*What is being asked:* Reproduce each record exactly.

*Rows:*
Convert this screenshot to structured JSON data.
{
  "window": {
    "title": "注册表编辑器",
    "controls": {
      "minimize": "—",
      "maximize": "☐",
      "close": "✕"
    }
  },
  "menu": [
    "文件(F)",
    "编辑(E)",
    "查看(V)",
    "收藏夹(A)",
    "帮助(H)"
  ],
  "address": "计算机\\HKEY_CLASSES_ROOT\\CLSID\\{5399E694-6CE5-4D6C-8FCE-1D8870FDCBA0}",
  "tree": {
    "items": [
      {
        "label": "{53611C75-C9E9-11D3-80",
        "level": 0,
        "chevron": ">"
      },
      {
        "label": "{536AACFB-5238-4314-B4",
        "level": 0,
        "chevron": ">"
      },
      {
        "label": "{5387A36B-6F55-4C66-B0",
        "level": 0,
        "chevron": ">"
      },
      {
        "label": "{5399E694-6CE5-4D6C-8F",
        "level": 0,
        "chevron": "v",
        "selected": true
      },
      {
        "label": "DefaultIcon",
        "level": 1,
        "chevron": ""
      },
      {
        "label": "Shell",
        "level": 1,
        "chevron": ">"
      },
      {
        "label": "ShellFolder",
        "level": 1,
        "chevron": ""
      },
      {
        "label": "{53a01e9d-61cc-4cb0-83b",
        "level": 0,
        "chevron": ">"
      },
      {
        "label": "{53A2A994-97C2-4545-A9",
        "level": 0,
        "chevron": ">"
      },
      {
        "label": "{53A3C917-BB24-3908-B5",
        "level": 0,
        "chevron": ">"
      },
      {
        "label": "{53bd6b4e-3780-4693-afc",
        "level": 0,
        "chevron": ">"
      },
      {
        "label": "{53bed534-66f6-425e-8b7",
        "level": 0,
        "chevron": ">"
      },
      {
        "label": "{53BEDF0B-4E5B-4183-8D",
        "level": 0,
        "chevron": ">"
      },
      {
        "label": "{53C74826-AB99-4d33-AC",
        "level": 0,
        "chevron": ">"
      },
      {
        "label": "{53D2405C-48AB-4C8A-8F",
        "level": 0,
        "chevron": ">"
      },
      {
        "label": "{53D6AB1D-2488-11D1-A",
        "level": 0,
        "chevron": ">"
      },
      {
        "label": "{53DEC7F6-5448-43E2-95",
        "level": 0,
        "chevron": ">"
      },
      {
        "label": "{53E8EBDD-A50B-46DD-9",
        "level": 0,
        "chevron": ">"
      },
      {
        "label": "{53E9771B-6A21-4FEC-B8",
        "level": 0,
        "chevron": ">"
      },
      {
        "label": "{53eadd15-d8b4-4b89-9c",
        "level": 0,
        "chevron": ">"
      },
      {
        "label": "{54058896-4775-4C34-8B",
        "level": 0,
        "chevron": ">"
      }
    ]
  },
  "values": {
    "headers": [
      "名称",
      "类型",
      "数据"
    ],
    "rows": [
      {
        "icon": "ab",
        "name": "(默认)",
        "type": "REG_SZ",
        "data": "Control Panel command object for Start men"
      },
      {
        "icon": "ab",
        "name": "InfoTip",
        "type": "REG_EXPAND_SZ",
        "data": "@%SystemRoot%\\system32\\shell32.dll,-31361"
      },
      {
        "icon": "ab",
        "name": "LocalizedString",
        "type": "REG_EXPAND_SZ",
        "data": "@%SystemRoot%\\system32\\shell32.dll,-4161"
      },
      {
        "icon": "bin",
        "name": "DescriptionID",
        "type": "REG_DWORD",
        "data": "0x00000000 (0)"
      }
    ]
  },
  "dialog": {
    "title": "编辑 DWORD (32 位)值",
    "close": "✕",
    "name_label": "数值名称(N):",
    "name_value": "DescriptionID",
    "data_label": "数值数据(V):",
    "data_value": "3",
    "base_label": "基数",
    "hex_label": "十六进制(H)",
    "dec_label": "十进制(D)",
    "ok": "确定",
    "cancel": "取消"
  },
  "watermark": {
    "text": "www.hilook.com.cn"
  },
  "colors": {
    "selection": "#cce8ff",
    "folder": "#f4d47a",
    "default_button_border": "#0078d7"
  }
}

*Result:*
Convert this screenshot to structured JSON data.
{
  "window": {
    "title": "注册表编辑器",
    "controls": {
      "minimize": "—",
      "maximize": "☐",
      "close": "✕"
    }
  },
  "menu": [
    "文件(F)",
    "编辑(E)",
    "查看(V)",
    "收藏夹(A)",
    "帮助(H)"
  ],
  "address": "计算机\\HKEY_CLASSES_ROOT\\CLSID\\{5399E694-6CE5-4D6C-8FCE-1D8870FDCBA0}",
  "tree": {
    "items": [
      {
        "label": "{53611C75-C9E9-11D3-80",
        "level": 0,
        "chevron": ">"
      },
      {
        "label": "{536AACFB-5238-4314-B4",
        "level": 0,
        "chevron": ">"
      },
      {
        "label": "{5387A36B-6F55-4C66-B0",
        "level": 0,
        "chevron": ">"
      },
      {
        "label": "{5399E694-6CE5-4D6C-8F",
        "level": 0,
        "chevron": "v",
        "selected": true
      },
      {
        "label": "DefaultIcon",
        "level": 1,
        "chevron": ""
      },
      {
        "label": "Shell",
        "level": 1,
        "chevron": ">"
      },
      {
        "label": "ShellFolder",
        "level": 1,
        "chevron": ""
      },
      {
        "label": "{53a01e9d-61cc-4cb0-83b",
        "level": 0,
        "chevron": ">"
      },
      {
        "label": "{53A2A994-97C2-4545-A9",
        "level": 0,
        "chevron": ">"
      },
      {
        "label": "{53A3C917-BB24-3908-B5",
        "level": 0,
        "chevron": ">"
      },
      {
        "label": "{53bd6b4e-3780-4693-afc",
        "level": 0,
        "chevron": ">"
      },
      {
        "label": "{53bed534-66f6-425e-8b7",
        "level": 0,
        "chevron": ">"
      },
      {
        "label": "{53BEDF0B-4E5B-4183-8D",
        "level": 0,
        "chevron": ">"
      },
      {
        "label": "{53C74826-AB99-4d33-AC",
        "level": 0,
        "chevron": ">"
      },
      {
        "label": "{53D2405C-48AB-4C8A-8F",
        "level": 0,
        "chevron": ">"
      },
      {
        "label": "{53D6AB1D-2488-11D1-A",
        "level": 0,
        "chevron": ">"
      },
      {
        "label": "{53DEC7F6-5448-43E2-95",
        "level": 0,
        "chevron": ">"
      },
      {
        "label": "{53E8EBDD-A50B-46DD-9",
        "level": 0,
        "chevron": ">"
      },
      {
        "label": "{53E9771B-6A21-4FEC-B8",
        "level": 0,
        "chevron": ">"
      },
      {
        "label": "{53eadd15-d8b4-4b89-9c",
        "level": 0,
        "chevron": ">"
      },
      {
        "label": "{54058896-4775-4C34-8B",
        "level": 0,
        "chevron": ">"
      }
    ]
  },
  "values": {
    "headers": [
      "名称",
      "类型",
      "数据"
    ],
    "rows": [
      {
        "icon": "ab",
        "name": "(默认)",
        "type": "REG_SZ",
        "data": "Control Panel command object for Start men"
      },
      {
        "icon": "ab",
        "name": "InfoTip",
        "type": "REG_EXPAND_SZ",
        "data": "@%SystemRoot%\\system32\\shell32.dll,-31361"
      },
      {
        "icon": "ab",
        "name": "LocalizedString",
        "type": "REG_EXPAND_SZ",
        "data": "@%SystemRoot%\\system32\\shell32.dll,-4161"
      },
      {
        "icon": "bin",
        "name": "DescriptionID",
        "type": "REG_DWORD",
        "data": "0x00000000 (0)"
      }
    ]
  },
  "dialog": {
    "title": "编辑 DWORD (32 位)值",
    "close": "✕",
    "name_label": "数值名称(N):",
    "name_value": "DescriptionID",
    "data_label": "数值数据(V):",
    "data_value": "3",
    "base_label": "基数",
    "hex_label": "十六进制(H)",
    "dec_label": "十进制(D)",
    "ok": "确定",
    "cancel": "取消"
  },
  "watermark": {
    "text": "www.hilook.com.cn"
  },
  "colors": {
    "selection": "#cce8ff",
    "folder": "#f4d47a",
    "default_button_border": "#0078d7"
  }
}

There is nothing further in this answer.